Dataset rows:
** START **

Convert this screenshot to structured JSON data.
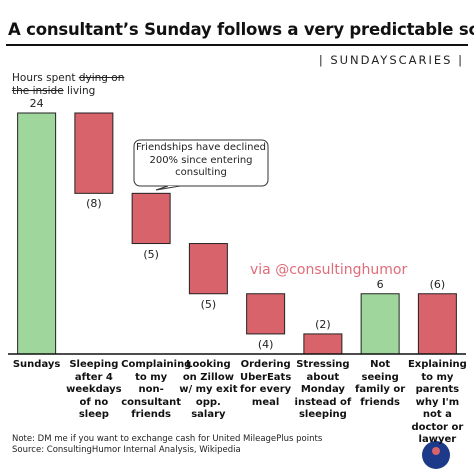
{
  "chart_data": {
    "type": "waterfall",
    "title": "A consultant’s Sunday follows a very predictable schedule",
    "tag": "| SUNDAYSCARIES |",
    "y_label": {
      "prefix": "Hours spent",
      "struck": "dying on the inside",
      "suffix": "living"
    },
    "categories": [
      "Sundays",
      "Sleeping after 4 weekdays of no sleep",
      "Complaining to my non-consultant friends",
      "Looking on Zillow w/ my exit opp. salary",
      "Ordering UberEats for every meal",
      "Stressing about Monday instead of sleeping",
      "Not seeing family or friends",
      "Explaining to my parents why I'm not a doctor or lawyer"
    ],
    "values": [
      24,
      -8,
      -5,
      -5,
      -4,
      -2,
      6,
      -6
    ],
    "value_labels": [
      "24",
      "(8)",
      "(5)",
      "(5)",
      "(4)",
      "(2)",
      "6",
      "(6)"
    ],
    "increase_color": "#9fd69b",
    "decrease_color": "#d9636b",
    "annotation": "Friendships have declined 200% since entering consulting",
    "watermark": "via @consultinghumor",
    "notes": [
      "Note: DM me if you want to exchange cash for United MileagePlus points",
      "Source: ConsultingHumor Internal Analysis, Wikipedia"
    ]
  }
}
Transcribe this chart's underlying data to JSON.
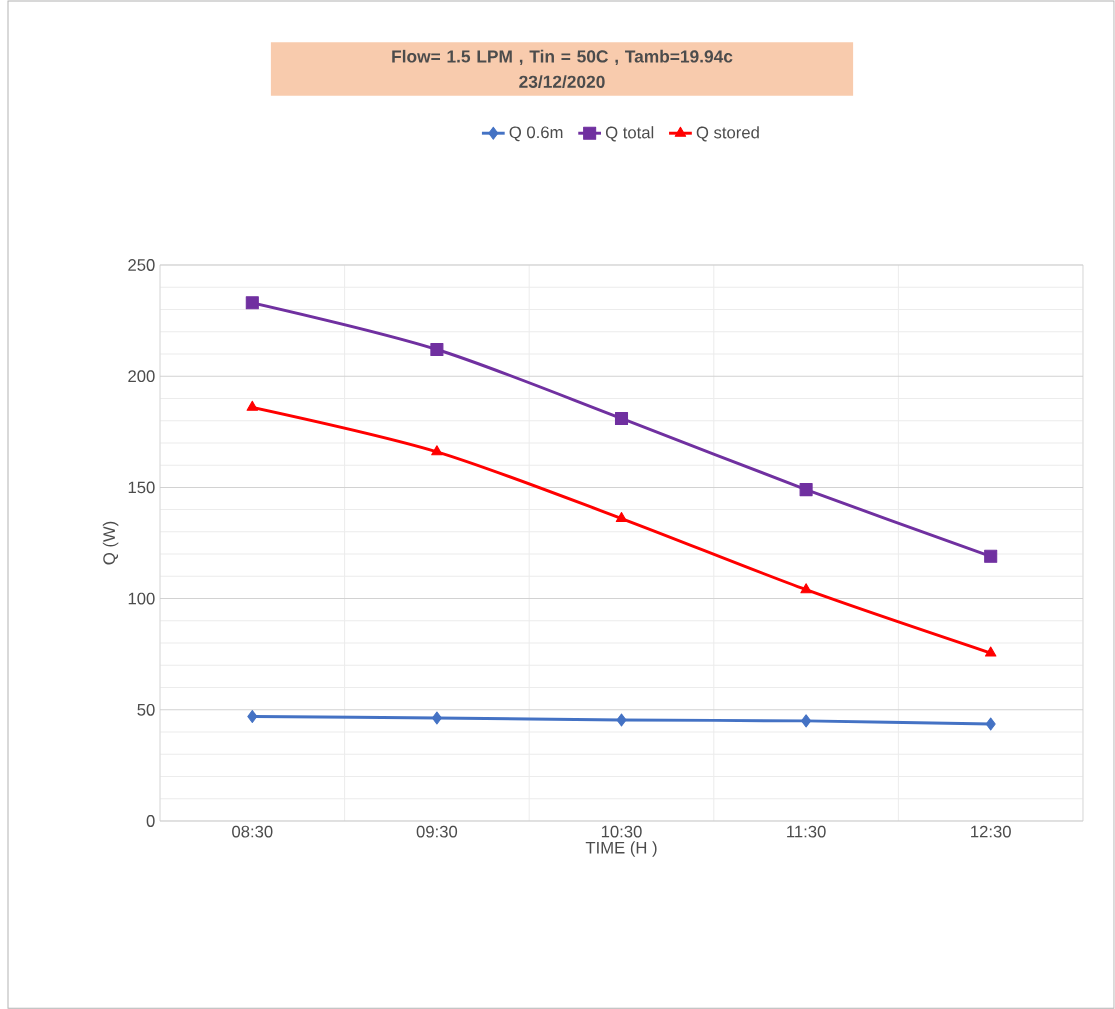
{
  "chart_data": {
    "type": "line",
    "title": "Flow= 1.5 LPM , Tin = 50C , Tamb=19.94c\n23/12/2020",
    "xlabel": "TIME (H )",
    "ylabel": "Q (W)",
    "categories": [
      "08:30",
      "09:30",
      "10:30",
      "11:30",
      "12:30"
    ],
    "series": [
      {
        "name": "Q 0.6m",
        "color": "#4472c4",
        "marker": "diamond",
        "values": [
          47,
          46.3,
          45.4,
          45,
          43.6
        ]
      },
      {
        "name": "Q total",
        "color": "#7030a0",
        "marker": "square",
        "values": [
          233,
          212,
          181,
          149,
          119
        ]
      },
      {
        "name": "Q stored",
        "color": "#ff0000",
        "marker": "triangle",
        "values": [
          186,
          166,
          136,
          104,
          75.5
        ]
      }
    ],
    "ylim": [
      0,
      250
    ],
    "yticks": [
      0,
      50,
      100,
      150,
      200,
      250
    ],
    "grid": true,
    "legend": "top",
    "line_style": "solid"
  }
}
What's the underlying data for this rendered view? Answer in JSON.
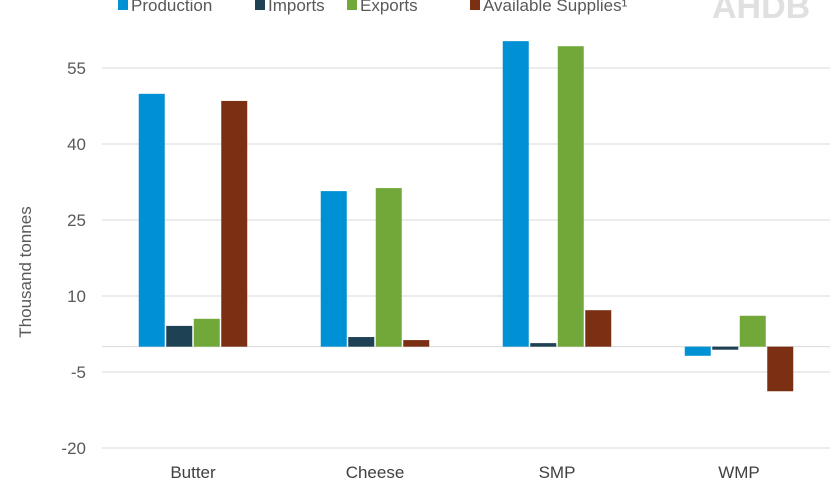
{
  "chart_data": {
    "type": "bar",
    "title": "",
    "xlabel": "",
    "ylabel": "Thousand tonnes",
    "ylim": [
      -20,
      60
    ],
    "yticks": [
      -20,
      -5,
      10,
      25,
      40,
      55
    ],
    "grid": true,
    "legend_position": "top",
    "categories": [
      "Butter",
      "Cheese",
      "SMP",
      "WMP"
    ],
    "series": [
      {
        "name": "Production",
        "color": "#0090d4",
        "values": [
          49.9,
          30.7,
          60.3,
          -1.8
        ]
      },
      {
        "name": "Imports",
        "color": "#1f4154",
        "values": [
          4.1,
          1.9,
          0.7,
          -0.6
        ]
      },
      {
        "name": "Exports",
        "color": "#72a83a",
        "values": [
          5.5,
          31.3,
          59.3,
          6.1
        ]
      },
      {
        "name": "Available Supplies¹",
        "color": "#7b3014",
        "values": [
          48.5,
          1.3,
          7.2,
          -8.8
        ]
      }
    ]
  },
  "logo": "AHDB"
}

** END **

> TASK DETAILS
Copy every line of the data exactly as written, excluding the pictures.

> RESPONSE
Convert this screenshot to structured JSON data.
{
  "chart_data": {
    "type": "waterfall",
    "title": "A consultant’s Sunday follows a very predictable schedule",
    "tag": "| SUNDAYSCARIES |",
    "y_label": {
      "prefix": "Hours spent",
      "struck": "dying on the inside",
      "suffix": "living"
    },
    "categories": [
      "Sundays",
      "Sleeping after 4 weekdays of no sleep",
      "Complaining to my non-consultant friends",
      "Looking on Zillow w/ my exit opp. salary",
      "Ordering UberEats for every meal",
      "Stressing about Monday instead of sleeping",
      "Not seeing family or friends",
      "Explaining to my parents why I'm not a doctor or lawyer"
    ],
    "values": [
      24,
      -8,
      -5,
      -5,
      -4,
      -2,
      6,
      -6
    ],
    "value_labels": [
      "24",
      "(8)",
      "(5)",
      "(5)",
      "(4)",
      "(2)",
      "6",
      "(6)"
    ],
    "increase_color": "#9fd69b",
    "decrease_color": "#d9636b",
    "annotation": "Friendships have declined 200% since entering consulting",
    "watermark": "via @consultinghumor",
    "notes": [
      "Note: DM me if you want to exchange cash for United MileagePlus points",
      "Source: ConsultingHumor Internal Analysis, Wikipedia"
    ]
  }
}
Transcribe this chart's underlying data to JSON.
{
  "chart_data": {
    "type": "line",
    "title": "Flow= 1.5 LPM , Tin = 50C , Tamb=19.94c\n23/12/2020",
    "xlabel": "TIME (H )",
    "ylabel": "Q (W)",
    "categories": [
      "08:30",
      "09:30",
      "10:30",
      "11:30",
      "12:30"
    ],
    "series": [
      {
        "name": "Q 0.6m",
        "color": "#4472c4",
        "marker": "diamond",
        "values": [
          47,
          46.3,
          45.4,
          45,
          43.6
        ]
      },
      {
        "name": "Q total",
        "color": "#7030a0",
        "marker": "square",
        "values": [
          233,
          212,
          181,
          149,
          119
        ]
      },
      {
        "name": "Q stored",
        "color": "#ff0000",
        "marker": "triangle",
        "values": [
          186,
          166,
          136,
          104,
          75.5
        ]
      }
    ],
    "ylim": [
      0,
      250
    ],
    "yticks": [
      0,
      50,
      100,
      150,
      200,
      250
    ],
    "grid": true,
    "legend": "top",
    "line_style": "solid"
  }
}
What's the underlying data for this rendered view? Answer in JSON.
{
  "chart_data": {
    "type": "bar",
    "title": "",
    "xlabel": "",
    "ylabel": "Thousand tonnes",
    "ylim": [
      -20,
      60
    ],
    "yticks": [
      -20,
      -5,
      10,
      25,
      40,
      55
    ],
    "grid": true,
    "legend_position": "top",
    "categories": [
      "Butter",
      "Cheese",
      "SMP",
      "WMP"
    ],
    "series": [
      {
        "name": "Production",
        "color": "#0090d4",
        "values": [
          49.9,
          30.7,
          60.3,
          -1.8
        ]
      },
      {
        "name": "Imports",
        "color": "#1f4154",
        "values": [
          4.1,
          1.9,
          0.7,
          -0.6
        ]
      },
      {
        "name": "Exports",
        "color": "#72a83a",
        "values": [
          5.5,
          31.3,
          59.3,
          6.1
        ]
      },
      {
        "name": "Available Supplies¹",
        "color": "#7b3014",
        "values": [
          48.5,
          1.3,
          7.2,
          -8.8
        ]
      }
    ]
  },
  "logo": "AHDB"
}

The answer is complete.